EXERCISE REQUIREMENTS -
Reproduce each line exactly, including spacing and punctuation.

RECORDS TO USE -
###

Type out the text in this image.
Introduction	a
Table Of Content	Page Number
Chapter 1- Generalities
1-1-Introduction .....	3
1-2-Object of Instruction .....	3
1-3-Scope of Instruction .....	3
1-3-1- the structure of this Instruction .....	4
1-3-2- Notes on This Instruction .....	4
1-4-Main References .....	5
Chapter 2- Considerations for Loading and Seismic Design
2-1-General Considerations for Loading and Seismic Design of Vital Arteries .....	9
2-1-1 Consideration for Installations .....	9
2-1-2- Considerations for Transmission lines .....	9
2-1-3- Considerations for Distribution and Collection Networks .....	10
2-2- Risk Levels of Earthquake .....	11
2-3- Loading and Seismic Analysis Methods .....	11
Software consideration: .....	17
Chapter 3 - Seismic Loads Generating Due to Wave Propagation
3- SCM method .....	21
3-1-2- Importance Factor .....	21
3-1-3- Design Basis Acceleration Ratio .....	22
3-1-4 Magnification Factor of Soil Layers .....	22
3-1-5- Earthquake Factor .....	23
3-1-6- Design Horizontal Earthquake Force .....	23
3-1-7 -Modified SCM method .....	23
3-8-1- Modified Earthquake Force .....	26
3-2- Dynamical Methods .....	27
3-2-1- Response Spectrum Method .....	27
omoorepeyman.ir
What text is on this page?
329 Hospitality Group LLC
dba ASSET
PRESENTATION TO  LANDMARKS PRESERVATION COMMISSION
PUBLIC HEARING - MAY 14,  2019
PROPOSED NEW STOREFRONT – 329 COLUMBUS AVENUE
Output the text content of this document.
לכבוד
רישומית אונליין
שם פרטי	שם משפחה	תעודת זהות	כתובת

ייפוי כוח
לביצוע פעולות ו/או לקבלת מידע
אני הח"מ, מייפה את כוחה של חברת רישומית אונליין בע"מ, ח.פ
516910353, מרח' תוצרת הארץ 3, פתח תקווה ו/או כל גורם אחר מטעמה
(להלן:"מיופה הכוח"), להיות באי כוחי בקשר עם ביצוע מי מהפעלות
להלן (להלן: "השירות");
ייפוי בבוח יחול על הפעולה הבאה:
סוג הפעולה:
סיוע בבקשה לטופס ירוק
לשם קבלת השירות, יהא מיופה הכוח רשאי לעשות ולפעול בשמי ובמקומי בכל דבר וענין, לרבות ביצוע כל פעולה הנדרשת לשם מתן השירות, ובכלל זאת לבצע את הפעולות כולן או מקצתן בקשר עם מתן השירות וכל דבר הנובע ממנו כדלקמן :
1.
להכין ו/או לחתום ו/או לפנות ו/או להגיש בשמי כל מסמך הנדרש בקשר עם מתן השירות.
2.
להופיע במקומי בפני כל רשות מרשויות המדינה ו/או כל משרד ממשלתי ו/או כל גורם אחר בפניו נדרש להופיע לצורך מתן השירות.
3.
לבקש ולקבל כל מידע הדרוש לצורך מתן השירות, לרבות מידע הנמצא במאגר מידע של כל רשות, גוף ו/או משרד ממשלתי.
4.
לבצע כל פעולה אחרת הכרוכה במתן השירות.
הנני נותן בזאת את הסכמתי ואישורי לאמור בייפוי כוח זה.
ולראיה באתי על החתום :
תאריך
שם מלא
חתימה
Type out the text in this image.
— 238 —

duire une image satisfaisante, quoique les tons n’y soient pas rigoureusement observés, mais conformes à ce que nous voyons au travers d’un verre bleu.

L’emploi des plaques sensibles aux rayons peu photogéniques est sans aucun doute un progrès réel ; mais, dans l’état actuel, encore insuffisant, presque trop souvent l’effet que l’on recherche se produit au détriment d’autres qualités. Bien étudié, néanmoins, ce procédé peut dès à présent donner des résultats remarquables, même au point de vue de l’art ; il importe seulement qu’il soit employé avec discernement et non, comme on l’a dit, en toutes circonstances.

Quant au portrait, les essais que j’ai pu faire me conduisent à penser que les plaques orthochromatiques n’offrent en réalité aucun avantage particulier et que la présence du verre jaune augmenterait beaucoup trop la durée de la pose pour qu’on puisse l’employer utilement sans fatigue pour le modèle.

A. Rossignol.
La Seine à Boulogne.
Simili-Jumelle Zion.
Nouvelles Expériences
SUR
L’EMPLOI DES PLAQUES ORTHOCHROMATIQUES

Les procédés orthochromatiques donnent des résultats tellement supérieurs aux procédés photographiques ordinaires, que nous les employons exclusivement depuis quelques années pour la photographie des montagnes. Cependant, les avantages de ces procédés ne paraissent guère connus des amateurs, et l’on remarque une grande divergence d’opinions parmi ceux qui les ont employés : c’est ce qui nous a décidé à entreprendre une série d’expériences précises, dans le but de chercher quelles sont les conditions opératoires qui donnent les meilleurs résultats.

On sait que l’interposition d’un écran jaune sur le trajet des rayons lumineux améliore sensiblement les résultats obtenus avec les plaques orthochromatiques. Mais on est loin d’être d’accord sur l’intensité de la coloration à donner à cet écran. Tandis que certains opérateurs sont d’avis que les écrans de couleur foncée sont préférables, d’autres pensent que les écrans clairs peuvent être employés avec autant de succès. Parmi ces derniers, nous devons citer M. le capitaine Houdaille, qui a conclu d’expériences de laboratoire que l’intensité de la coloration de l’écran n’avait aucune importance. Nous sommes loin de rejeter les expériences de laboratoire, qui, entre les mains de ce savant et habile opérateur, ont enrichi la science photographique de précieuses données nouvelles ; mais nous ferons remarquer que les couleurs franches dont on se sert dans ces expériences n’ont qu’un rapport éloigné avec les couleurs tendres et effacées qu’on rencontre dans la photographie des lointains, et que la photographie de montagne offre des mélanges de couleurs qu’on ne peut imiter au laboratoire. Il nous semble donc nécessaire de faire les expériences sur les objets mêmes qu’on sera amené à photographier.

###

THE REPLY -
Type out the text in this image.
Introduction	a
Table Of Content	Page Number
Chapter 1- Generalities
1-1-Introduction .....	3
1-2-Object of Instruction .....	3
1-3-Scope of Instruction .....	3
1-3-1- the structure of this Instruction .....	4
1-3-2- Notes on This Instruction .....	4
1-4-Main References .....	5
Chapter 2- Considerations for Loading and Seismic Design
2-1-General Considerations for Loading and Seismic Design of Vital Arteries .....	9
2-1-1 Consideration for Installations .....	9
2-1-2- Considerations for Transmission lines .....	9
2-1-3- Considerations for Distribution and Collection Networks .....	10
2-2- Risk Levels of Earthquake .....	11
2-3- Loading and Seismic Analysis Methods .....	11
Software consideration: .....	17
Chapter 3 - Seismic Loads Generating Due to Wave Propagation
3- SCM method .....	21
3-1-2- Importance Factor .....	21
3-1-3- Design Basis Acceleration Ratio .....	22
3-1-4 Magnification Factor of Soil Layers .....	22
3-1-5- Earthquake Factor .....	23
3-1-6- Design Horizontal Earthquake Force .....	23
3-1-7 -Modified SCM method .....	23
3-8-1- Modified Earthquake Force .....	26
3-2- Dynamical Methods .....	27
3-2-1- Response Spectrum Method .....	27
omoorepeyman.ir
What text is on this page?
329 Hospitality Group LLC
dba ASSET
PRESENTATION TO  LANDMARKS PRESERVATION COMMISSION
PUBLIC HEARING - MAY 14,  2019
PROPOSED NEW STOREFRONT – 329 COLUMBUS AVENUE
Output the text content of this document.
לכבוד
רישומית אונליין
שם פרטי	שם משפחה	תעודת זהות	כתובת

ייפוי כוח
לביצוע פעולות ו/או לקבלת מידע
אני הח"מ, מייפה את כוחה של חברת רישומית אונליין בע"מ, ח.פ
516910353, מרח' תוצרת הארץ 3, פתח תקווה ו/או כל גורם אחר מטעמה
(להלן:"מיופה הכוח"), להיות באי כוחי בקשר עם ביצוע מי מהפעלות
להלן (להלן: "השירות");
ייפוי בבוח יחול על הפעולה הבאה:
סוג הפעולה:
סיוע בבקשה לטופס ירוק
לשם קבלת השירות, יהא מיופה הכוח רשאי לעשות ולפעול בשמי ובמקומי בכל דבר וענין, לרבות ביצוע כל פעולה הנדרשת לשם מתן השירות, ובכלל זאת לבצע את הפעולות כולן או מקצתן בקשר עם מתן השירות וכל דבר הנובע ממנו כדלקמן :
1.
להכין ו/או לחתום ו/או לפנות ו/או להגיש בשמי כל מסמך הנדרש בקשר עם מתן השירות.
2.
להופיע במקומי בפני כל רשות מרשויות המדינה ו/או כל משרד ממשלתי ו/או כל גורם אחר בפניו נדרש להופיע לצורך מתן השירות.
3.
לבקש ולקבל כל מידע הדרוש לצורך מתן השירות, לרבות מידע הנמצא במאגר מידע של כל רשות, גוף ו/או משרד ממשלתי.
4.
לבצע כל פעולה אחרת הכרוכה במתן השירות.
הנני נותן בזאת את הסכמתי ואישורי לאמור בייפוי כוח זה.
ולראיה באתי על החתום :
תאריך
שם מלא
חתימה
Type out the text in this image.
— 238 —

duire une image satisfaisante, quoique les tons n’y soient pas rigoureusement observés, mais conformes à ce que nous voyons au travers d’un verre bleu.

L’emploi des plaques sensibles aux rayons peu photogéniques est sans aucun doute un progrès réel ; mais, dans l’état actuel, encore insuffisant, presque trop souvent l’effet que l’on recherche se produit au détriment d’autres qualités. Bien étudié, néanmoins, ce procédé peut dès à présent donner des résultats remarquables, même au point de vue de l’art ; il importe seulement qu’il soit employé avec discernement et non, comme on l’a dit, en toutes circonstances.

Quant au portrait, les essais que j’ai pu faire me conduisent à penser que les plaques orthochromatiques n’offrent en réalité aucun avantage particulier et que la présence du verre jaune augmenterait beaucoup trop la durée de la pose pour qu’on puisse l’employer utilement sans fatigue pour le modèle.

A. Rossignol.
La Seine à Boulogne.
Simili-Jumelle Zion.
Nouvelles Expériences
SUR
L’EMPLOI DES PLAQUES ORTHOCHROMATIQUES

Les procédés orthochromatiques donnent des résultats tellement supérieurs aux procédés photographiques ordinaires, que nous les employons exclusivement depuis quelques années pour la photographie des montagnes. Cependant, les avantages de ces procédés ne paraissent guère connus des amateurs, et l’on remarque une grande divergence d’opinions parmi ceux qui les ont employés : c’est ce qui nous a décidé à entreprendre une série d’expériences précises, dans le but de chercher quelles sont les conditions opératoires qui donnent les meilleurs résultats.

On sait que l’interposition d’un écran jaune sur le trajet des rayons lumineux améliore sensiblement les résultats obtenus avec les plaques orthochromatiques. Mais on est loin d’être d’accord sur l’intensité de la coloration à donner à cet écran. Tandis que certains opérateurs sont d’avis que les écrans de couleur foncée sont préférables, d’autres pensent que les écrans clairs peuvent être employés avec autant de succès. Parmi ces derniers, nous devons citer M. le capitaine Houdaille, qui a conclu d’expériences de laboratoire que l’intensité de la coloration de l’écran n’avait aucune importance. Nous sommes loin de rejeter les expériences de laboratoire, qui, entre les mains de ce savant et habile opérateur, ont enrichi la science photographique de précieuses données nouvelles ; mais nous ferons remarquer que les couleurs franches dont on se sert dans ces expériences n’ont qu’un rapport éloigné avec les couleurs tendres et effacées qu’on rencontre dans la photographie des lointains, et que la photographie de montagne offre des mélanges de couleurs qu’on ne peut imiter au laboratoire. Il nous semble donc nécessaire de faire les expériences sur les objets mêmes qu’on sera amené à photographier.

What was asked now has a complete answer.